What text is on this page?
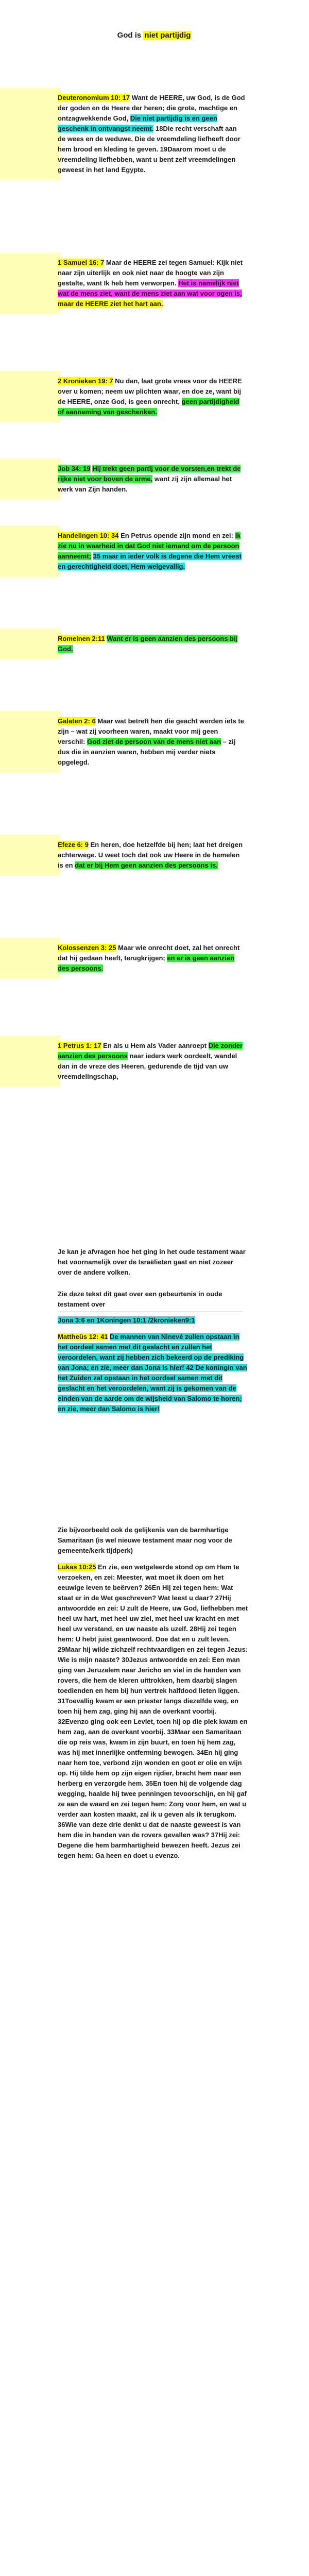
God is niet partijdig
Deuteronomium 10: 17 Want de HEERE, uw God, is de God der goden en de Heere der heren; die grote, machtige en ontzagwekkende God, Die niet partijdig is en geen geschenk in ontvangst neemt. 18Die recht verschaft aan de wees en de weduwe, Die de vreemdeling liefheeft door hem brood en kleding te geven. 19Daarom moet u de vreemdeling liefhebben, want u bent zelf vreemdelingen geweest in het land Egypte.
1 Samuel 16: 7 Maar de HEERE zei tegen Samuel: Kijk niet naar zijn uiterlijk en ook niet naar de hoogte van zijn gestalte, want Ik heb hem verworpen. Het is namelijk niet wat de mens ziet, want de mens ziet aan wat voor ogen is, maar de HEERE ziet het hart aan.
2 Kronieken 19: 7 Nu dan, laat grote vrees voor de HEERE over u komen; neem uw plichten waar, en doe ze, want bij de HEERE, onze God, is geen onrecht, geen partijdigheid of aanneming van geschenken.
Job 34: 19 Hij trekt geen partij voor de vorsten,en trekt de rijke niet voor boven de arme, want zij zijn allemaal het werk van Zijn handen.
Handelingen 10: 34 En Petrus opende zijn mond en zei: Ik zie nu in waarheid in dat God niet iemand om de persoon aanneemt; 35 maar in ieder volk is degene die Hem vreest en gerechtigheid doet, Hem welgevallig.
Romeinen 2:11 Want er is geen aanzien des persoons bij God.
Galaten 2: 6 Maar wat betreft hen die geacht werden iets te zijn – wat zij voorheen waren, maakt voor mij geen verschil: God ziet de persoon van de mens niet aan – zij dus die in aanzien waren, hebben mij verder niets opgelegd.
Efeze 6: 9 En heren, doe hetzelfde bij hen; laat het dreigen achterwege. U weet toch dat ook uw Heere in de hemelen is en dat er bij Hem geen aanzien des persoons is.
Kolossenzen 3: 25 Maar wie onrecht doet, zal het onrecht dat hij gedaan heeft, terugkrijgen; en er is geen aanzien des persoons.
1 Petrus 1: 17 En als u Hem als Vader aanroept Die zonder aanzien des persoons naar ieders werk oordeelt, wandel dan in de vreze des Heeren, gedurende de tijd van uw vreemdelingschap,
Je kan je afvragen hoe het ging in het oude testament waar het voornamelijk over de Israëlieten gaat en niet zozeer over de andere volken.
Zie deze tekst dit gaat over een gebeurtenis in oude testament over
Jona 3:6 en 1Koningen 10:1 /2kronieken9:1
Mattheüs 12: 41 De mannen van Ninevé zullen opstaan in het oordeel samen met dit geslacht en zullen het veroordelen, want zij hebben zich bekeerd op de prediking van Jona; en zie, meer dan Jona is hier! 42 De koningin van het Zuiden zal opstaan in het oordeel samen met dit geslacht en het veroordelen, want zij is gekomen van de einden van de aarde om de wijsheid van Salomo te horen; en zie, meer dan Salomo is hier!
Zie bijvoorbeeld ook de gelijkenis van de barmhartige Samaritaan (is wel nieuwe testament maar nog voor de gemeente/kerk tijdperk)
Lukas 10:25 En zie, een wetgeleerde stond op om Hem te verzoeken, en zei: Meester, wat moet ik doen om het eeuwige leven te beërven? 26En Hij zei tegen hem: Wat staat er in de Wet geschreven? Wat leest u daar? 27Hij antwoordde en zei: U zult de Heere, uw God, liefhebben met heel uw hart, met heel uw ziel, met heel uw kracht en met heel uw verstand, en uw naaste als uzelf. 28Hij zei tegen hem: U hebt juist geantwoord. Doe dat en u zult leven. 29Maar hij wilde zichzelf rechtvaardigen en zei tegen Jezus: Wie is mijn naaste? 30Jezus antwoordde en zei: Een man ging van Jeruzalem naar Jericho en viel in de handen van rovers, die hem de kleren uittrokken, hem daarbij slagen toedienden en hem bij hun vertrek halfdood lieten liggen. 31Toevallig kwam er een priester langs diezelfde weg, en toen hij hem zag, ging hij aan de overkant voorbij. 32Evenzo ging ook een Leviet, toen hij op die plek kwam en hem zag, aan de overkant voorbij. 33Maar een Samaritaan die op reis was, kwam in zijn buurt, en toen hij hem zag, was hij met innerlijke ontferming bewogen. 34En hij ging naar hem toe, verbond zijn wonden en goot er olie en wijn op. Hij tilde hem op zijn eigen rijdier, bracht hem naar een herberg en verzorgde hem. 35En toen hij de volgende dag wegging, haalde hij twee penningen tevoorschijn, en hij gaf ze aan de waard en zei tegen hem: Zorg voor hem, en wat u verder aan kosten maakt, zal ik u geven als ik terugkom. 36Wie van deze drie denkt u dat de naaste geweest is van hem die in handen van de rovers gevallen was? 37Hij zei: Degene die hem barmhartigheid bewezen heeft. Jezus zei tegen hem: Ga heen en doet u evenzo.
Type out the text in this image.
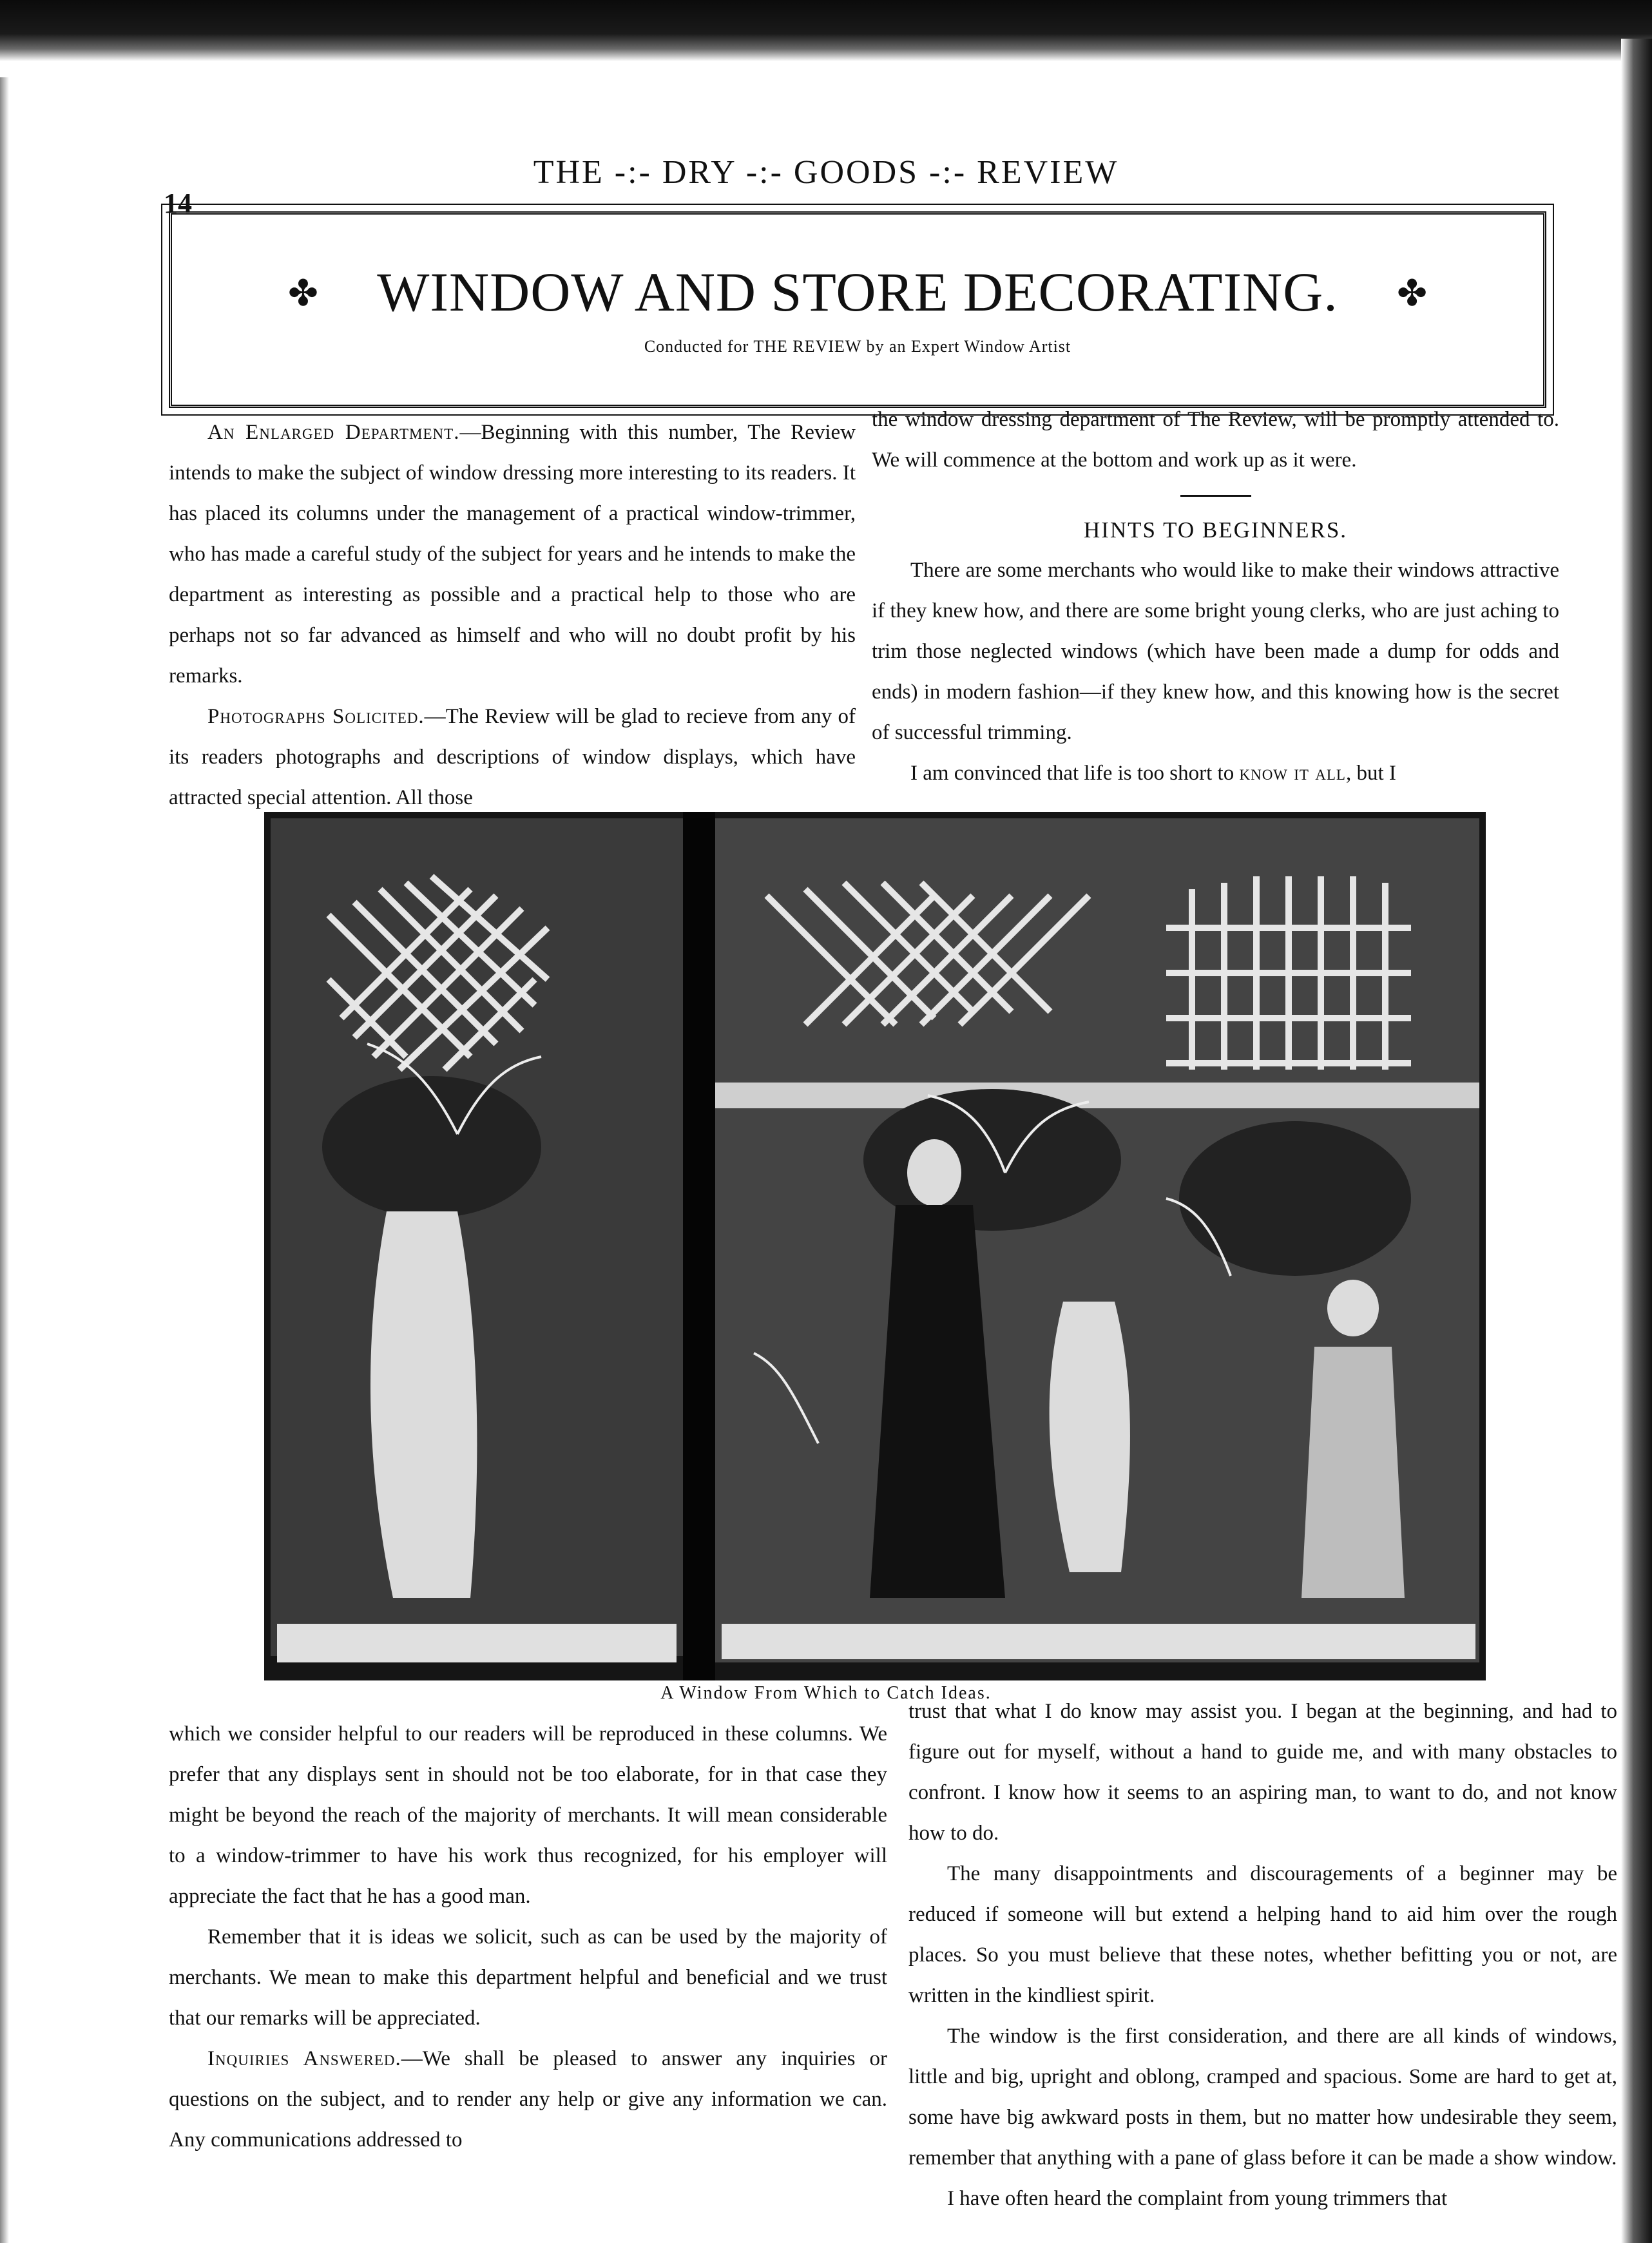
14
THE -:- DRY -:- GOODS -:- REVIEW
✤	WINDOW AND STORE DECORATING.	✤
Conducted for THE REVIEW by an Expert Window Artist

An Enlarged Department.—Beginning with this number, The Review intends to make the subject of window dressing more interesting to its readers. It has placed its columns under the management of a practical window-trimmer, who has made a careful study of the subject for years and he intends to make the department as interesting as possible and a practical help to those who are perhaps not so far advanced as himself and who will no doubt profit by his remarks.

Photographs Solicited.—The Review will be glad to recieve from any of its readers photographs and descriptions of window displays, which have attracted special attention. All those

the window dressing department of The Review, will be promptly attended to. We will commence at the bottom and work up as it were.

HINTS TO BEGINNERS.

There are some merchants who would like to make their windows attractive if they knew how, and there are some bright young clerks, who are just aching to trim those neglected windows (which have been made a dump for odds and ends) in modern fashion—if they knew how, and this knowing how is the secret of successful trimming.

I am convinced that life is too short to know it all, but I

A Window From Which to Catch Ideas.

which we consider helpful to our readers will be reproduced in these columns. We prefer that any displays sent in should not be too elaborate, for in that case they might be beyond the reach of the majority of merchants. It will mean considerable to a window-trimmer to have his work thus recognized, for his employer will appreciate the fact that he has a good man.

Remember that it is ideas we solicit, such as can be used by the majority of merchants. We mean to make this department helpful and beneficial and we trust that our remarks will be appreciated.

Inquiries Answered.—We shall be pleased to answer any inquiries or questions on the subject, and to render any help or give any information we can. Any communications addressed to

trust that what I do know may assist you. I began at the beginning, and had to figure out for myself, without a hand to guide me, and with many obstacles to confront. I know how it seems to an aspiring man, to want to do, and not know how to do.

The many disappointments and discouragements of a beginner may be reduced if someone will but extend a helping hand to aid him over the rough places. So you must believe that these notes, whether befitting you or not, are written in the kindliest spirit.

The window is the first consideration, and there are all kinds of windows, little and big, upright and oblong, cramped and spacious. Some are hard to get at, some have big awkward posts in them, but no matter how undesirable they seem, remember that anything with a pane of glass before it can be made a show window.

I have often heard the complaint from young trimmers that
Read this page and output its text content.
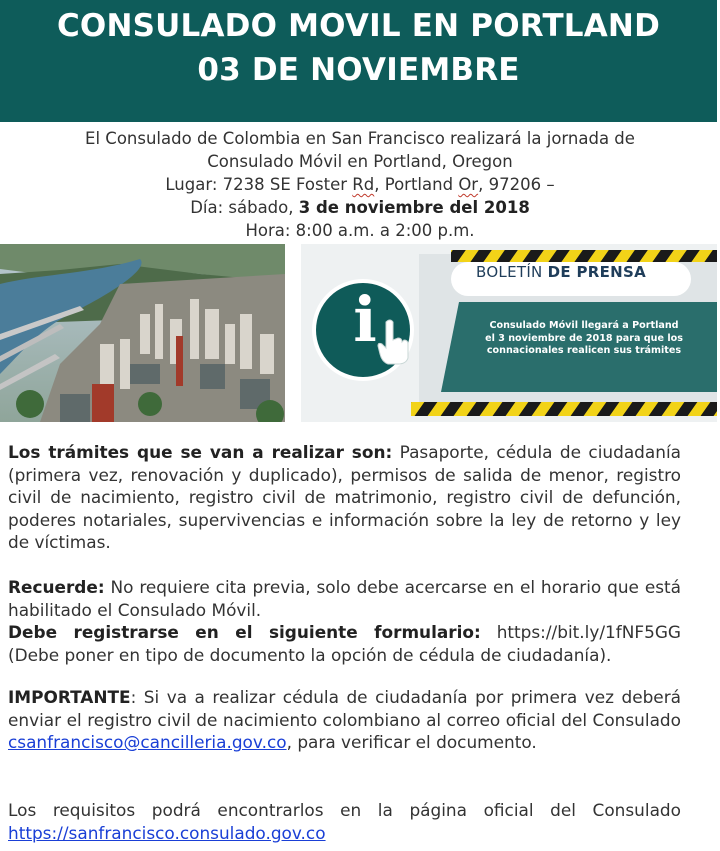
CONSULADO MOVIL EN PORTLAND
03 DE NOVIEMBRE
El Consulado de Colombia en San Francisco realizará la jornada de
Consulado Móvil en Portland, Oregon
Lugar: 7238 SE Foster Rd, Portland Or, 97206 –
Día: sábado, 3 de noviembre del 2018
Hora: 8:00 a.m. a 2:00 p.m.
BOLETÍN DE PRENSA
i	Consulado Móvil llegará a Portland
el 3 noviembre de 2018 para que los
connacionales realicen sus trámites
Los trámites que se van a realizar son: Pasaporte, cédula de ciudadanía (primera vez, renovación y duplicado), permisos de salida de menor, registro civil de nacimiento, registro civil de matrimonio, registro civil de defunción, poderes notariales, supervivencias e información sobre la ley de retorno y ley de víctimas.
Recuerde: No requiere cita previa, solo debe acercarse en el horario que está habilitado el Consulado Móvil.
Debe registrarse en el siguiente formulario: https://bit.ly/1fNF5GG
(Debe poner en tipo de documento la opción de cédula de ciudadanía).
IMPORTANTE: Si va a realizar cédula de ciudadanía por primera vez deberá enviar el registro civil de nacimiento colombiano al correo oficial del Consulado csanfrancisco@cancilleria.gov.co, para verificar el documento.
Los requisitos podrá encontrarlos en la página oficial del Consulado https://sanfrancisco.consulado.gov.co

Problem |
Copy out all lines where the word "civil" appears.

Final result |
Los trámites que se van a realizar son: Pasaporte, cédula de ciudadanía (primera vez, renovación y duplicado), permisos de salida de menor, registro civil de nacimiento, registro civil de matrimonio, registro civil de defunción, poderes notariales, supervivencias e información sobre la ley de retorno y ley de víctimas.
IMPORTANTE: Si va a realizar cédula de ciudadanía por primera vez deberá enviar el registro civil de nacimiento colombiano al correo oficial del Consulado csanfrancisco@cancilleria.gov.co, para verificar el documento.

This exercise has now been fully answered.